# SELECTED EXTRACT:

Configure and manage the ack-nvidia-device-plugin add-on

更新时间:
复制 MD 格式

The NVIDIA Device Plugin is a GPU device plugin for Kubernetes clusters that manages GPUs on each node, allowing Kubernetes to use GPU resources more efficiently. This topic describes how to upgrade and restart the NVIDIA Device Plugin, isolate GPU devices, and check its version on Alibaba Cloud Container Service for Kubernetes (ACK) nodes in an exclusive GPU scheduling scenario.

Usage notes

When you deploy the NVIDIA Device Plugin as a DaemonSet, note the following:

  • The add-on is automatically installed when you create a cluster.

  • If you uninstall this add-on, scaled-out GPU-accelerated nodes cannot report their GPU resources correctly.

  • Upgrading a cluster from an earlier version to 1.32 also upgrades the NVIDIA Device Plugin from a static pod to an ACK add-on.

  • The DaemonSet uses a NodeSelector (ack.node.gpu.schedule=default). When a GPU-accelerated node is added to the cluster, the ACK script that adds the node automatically attaches this label to the GPU-accelerated node. The DaemonSet then deploys its pod on the GPU-accelerated node.

Important
  • If a node runs Ubuntu 22.04 or Red Hat Enterprise Linux (RHEL) 9.3 64-bit, the NVIDIA Device Plugin may not work correctly after you run the systemctl daemon-reload or systemctl daemon-reexec command. This issue occurs because the ack-nvidia-device-plugin component sets the NVIDIA_VISIBLE_DEVICES=all environment variable for pods by default, which can make the GPU device inaccessible. For more information, see What do I do if the "Failed to initialize NVML: Unknown Error" error occurs when I run a GPU container?.

  • If you upgrade a cluster from a version earlier than 1.32 to version 1.32 before May 1, 2025, the cluster may contain NVIDIA Device Plugins deployed as both static pods and DaemonSets. You can run the following script to find nodes where the NVIDIA Device Plugin is deployed as a static pod.

# TASK INSTRUCTIONS:
• A. Rewrite the paragraph that begins "The NVIDIA Device Plugin is a GPU device plugin" from the NVIDIA Device Plugin page as a short bulleted list, keeping its main facts.
• B. On the NVIDIA Device Plugin page, what NodeSelector does the DaemonSet use?
• C. Reproduce the part of the NVIDIA Device Plugin page between "The NVIDIA Device Plugin is a" and "an ACK add-on.", inclusive.

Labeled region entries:
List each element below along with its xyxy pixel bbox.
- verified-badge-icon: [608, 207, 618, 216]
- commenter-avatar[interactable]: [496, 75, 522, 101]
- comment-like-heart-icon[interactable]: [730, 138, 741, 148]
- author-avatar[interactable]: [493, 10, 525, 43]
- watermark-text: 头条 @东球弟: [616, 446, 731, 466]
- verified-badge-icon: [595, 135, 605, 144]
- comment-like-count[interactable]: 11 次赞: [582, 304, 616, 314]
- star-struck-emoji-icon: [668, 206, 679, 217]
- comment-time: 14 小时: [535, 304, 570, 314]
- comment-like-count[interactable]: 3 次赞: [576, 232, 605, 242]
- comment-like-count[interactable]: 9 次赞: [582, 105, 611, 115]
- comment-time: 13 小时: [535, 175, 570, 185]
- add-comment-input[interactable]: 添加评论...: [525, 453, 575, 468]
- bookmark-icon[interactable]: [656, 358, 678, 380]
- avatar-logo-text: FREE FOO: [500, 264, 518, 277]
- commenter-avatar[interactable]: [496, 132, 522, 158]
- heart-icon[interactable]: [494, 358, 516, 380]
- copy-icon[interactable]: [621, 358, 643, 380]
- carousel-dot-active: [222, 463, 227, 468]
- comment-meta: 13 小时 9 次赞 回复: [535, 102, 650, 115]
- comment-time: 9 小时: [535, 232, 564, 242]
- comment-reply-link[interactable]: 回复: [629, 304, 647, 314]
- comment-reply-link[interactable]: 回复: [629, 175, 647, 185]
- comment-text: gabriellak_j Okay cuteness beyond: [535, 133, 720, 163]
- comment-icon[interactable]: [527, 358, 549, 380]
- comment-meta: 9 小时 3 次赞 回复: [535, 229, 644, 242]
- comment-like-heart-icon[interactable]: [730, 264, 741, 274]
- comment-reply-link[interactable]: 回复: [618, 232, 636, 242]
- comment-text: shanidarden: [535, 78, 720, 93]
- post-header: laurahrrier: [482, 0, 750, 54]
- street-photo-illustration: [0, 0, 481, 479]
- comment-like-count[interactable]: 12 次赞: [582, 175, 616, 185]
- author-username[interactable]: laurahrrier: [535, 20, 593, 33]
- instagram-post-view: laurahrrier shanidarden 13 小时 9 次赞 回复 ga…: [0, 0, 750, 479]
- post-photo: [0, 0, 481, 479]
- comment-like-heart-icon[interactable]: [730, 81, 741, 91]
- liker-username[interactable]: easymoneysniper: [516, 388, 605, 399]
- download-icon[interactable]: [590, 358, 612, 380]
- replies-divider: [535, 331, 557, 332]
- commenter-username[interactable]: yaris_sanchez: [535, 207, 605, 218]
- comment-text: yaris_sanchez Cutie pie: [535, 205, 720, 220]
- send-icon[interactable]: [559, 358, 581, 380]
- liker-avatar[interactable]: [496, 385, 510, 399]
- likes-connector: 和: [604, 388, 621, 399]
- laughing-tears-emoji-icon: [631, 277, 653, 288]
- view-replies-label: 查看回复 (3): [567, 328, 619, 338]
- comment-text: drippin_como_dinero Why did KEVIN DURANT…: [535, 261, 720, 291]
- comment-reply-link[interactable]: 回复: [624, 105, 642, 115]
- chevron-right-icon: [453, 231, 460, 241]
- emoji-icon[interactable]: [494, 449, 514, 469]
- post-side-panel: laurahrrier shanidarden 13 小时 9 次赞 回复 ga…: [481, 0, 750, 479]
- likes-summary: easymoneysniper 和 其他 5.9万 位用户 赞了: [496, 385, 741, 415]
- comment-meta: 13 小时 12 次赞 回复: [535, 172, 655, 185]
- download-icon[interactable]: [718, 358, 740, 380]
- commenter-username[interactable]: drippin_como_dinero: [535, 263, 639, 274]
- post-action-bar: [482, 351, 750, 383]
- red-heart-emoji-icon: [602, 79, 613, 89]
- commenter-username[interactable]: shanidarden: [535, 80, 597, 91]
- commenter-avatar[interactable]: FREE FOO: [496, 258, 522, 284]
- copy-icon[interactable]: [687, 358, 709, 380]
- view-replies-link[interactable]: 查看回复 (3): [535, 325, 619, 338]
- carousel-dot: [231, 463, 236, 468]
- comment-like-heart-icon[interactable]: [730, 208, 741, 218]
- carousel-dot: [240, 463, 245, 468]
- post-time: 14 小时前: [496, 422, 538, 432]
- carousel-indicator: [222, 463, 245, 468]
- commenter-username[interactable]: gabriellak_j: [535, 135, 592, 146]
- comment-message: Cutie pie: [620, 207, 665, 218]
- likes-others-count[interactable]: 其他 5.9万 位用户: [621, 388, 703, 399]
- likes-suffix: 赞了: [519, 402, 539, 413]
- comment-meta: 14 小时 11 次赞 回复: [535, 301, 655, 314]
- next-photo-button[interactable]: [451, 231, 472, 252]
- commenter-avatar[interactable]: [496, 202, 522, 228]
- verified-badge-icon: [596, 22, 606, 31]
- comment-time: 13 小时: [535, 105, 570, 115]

# SOLUTIONS TO THE TASKS:
• A.
- The NVIDIA Device Plugin is a GPU device plugin for Kubernetes clusters.
- It manages the GPUs on each node so that Kubernetes can use GPU resources more efficiently.
- The topic covers how to upgrade and restart the plugin, isolate GPU devices, and check its version.
- This applies to Alibaba Cloud Container Service for Kubernetes (ACK) nodes in an exclusive GPU scheduling scenario.

• B. ack.node.gpu.schedule=default

• C.
The NVIDIA Device Plugin is a GPU device plugin for Kubernetes clusters that manages GPUs on each node, allowing Kubernetes to use GPU resources more efficiently. This topic describes how to upgrade and restart the NVIDIA Device Plugin, isolate GPU devices, and check its version on Alibaba Cloud Container Service for Kubernetes (ACK) nodes in an exclusive GPU scheduling scenario.

Usage notes

When you deploy the NVIDIA Device Plugin as a DaemonSet, note the following:

  • The add-on is automatically installed when you create a cluster.

  • If you uninstall this add-on, scaled-out GPU-accelerated nodes cannot report their GPU resources correctly.

  • Upgrading a cluster from an earlier version to 1.32 also upgrades the NVIDIA Device Plugin from a static pod to an ACK add-on.